### [What to do]
Your task is to print all of the data word for word.

Extracted data entries:

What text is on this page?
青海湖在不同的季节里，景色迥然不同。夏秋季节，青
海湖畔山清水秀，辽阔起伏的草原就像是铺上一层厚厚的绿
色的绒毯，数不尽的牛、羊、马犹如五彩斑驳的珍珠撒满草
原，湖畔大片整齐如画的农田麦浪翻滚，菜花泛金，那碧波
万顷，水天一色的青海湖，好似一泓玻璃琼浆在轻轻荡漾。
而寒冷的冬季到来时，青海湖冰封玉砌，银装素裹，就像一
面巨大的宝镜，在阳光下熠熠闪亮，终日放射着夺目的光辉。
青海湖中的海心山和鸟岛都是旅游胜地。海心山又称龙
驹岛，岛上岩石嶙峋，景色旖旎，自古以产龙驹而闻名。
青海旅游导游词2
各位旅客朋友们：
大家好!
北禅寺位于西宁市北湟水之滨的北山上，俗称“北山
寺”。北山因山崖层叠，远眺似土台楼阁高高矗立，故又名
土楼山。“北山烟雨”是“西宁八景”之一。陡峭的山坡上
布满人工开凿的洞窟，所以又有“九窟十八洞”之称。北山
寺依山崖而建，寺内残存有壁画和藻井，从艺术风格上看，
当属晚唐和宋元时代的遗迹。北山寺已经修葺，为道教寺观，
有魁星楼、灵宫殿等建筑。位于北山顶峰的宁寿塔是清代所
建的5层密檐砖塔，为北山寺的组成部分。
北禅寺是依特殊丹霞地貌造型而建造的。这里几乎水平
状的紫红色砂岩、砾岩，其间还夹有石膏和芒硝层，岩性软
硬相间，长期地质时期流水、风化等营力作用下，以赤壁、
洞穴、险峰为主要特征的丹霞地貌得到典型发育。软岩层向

### [Written answer]
What text is on this page?
青海湖在不同的季节里，景色迥然不同。夏秋季节，青
海湖畔山清水秀，辽阔起伏的草原就像是铺上一层厚厚的绿
色的绒毯，数不尽的牛、羊、马犹如五彩斑驳的珍珠撒满草
原，湖畔大片整齐如画的农田麦浪翻滚，菜花泛金，那碧波
万顷，水天一色的青海湖，好似一泓玻璃琼浆在轻轻荡漾。
而寒冷的冬季到来时，青海湖冰封玉砌，银装素裹，就像一
面巨大的宝镜，在阳光下熠熠闪亮，终日放射着夺目的光辉。
青海湖中的海心山和鸟岛都是旅游胜地。海心山又称龙
驹岛，岛上岩石嶙峋，景色旖旎，自古以产龙驹而闻名。
青海旅游导游词2
各位旅客朋友们：
大家好!
北禅寺位于西宁市北湟水之滨的北山上，俗称“北山
寺”。北山因山崖层叠，远眺似土台楼阁高高矗立，故又名
土楼山。“北山烟雨”是“西宁八景”之一。陡峭的山坡上
布满人工开凿的洞窟，所以又有“九窟十八洞”之称。北山
寺依山崖而建，寺内残存有壁画和藻井，从艺术风格上看，
当属晚唐和宋元时代的遗迹。北山寺已经修葺，为道教寺观，
有魁星楼、灵宫殿等建筑。位于北山顶峰的宁寿塔是清代所
建的5层密檐砖塔，为北山寺的组成部分。
北禅寺是依特殊丹霞地貌造型而建造的。这里几乎水平
状的紫红色砂岩、砾岩，其间还夹有石膏和芒硝层，岩性软
硬相间，长期地质时期流水、风化等营力作用下，以赤壁、
洞穴、险峰为主要特征的丹霞地貌得到典型发育。软岩层向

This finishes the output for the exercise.